▶ What is asked:
Count every line that has "SpotifyRewind" in it and give the total, nothing more.

▶ Extracted records:
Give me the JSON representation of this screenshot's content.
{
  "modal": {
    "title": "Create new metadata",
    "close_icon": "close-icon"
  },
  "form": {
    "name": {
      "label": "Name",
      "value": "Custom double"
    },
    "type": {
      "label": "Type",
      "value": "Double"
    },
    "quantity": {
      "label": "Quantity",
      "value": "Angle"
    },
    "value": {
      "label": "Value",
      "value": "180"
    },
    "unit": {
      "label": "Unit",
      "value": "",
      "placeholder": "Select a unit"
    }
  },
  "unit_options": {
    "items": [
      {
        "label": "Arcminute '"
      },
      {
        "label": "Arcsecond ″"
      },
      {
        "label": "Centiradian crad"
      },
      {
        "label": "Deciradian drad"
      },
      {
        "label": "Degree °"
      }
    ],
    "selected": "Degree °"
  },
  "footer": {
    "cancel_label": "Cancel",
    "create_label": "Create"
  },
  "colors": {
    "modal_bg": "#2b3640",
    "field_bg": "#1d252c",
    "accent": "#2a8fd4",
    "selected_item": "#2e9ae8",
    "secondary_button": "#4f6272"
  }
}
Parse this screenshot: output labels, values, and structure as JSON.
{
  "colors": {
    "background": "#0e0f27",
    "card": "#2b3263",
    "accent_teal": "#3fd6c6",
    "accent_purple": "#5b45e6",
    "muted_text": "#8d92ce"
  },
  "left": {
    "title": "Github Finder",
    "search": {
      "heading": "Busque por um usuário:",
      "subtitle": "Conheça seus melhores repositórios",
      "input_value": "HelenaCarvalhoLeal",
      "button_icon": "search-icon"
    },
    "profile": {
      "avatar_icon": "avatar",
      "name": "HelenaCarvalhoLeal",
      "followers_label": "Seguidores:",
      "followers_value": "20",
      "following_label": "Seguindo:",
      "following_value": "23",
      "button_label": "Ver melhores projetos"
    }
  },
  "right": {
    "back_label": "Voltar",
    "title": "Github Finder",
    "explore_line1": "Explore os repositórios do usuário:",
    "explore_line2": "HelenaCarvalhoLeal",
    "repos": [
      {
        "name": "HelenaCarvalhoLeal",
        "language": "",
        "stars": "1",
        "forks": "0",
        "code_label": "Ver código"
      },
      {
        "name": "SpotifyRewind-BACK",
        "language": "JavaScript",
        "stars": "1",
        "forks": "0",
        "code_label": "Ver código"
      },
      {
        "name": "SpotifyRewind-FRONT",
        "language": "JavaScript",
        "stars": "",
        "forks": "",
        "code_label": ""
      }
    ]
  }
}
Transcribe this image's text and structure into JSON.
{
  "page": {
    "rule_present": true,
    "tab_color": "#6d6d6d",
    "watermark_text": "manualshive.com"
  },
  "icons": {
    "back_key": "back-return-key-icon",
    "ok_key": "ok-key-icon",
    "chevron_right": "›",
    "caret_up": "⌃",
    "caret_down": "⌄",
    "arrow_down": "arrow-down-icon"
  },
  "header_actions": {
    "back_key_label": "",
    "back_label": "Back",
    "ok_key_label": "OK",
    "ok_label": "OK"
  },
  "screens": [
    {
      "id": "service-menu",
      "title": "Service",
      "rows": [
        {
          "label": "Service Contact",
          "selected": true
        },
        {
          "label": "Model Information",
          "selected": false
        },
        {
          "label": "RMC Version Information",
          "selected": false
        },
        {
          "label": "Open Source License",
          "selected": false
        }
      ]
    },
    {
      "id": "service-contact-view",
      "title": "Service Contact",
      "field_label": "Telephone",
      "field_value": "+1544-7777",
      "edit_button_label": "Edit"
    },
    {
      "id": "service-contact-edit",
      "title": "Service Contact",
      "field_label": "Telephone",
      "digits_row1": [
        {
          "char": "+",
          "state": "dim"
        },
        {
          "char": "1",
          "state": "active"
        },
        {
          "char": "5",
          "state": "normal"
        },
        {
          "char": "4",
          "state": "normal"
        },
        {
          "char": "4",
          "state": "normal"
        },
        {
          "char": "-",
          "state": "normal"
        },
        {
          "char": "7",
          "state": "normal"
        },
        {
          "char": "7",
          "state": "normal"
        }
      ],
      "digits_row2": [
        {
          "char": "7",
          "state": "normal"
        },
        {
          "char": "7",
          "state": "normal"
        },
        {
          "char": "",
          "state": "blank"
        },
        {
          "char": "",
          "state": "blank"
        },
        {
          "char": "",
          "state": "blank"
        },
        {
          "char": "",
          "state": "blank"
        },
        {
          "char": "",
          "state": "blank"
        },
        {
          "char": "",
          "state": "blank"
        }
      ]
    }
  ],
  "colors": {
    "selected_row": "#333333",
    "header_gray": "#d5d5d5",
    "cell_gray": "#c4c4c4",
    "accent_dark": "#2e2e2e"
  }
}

▶ Finished task:
2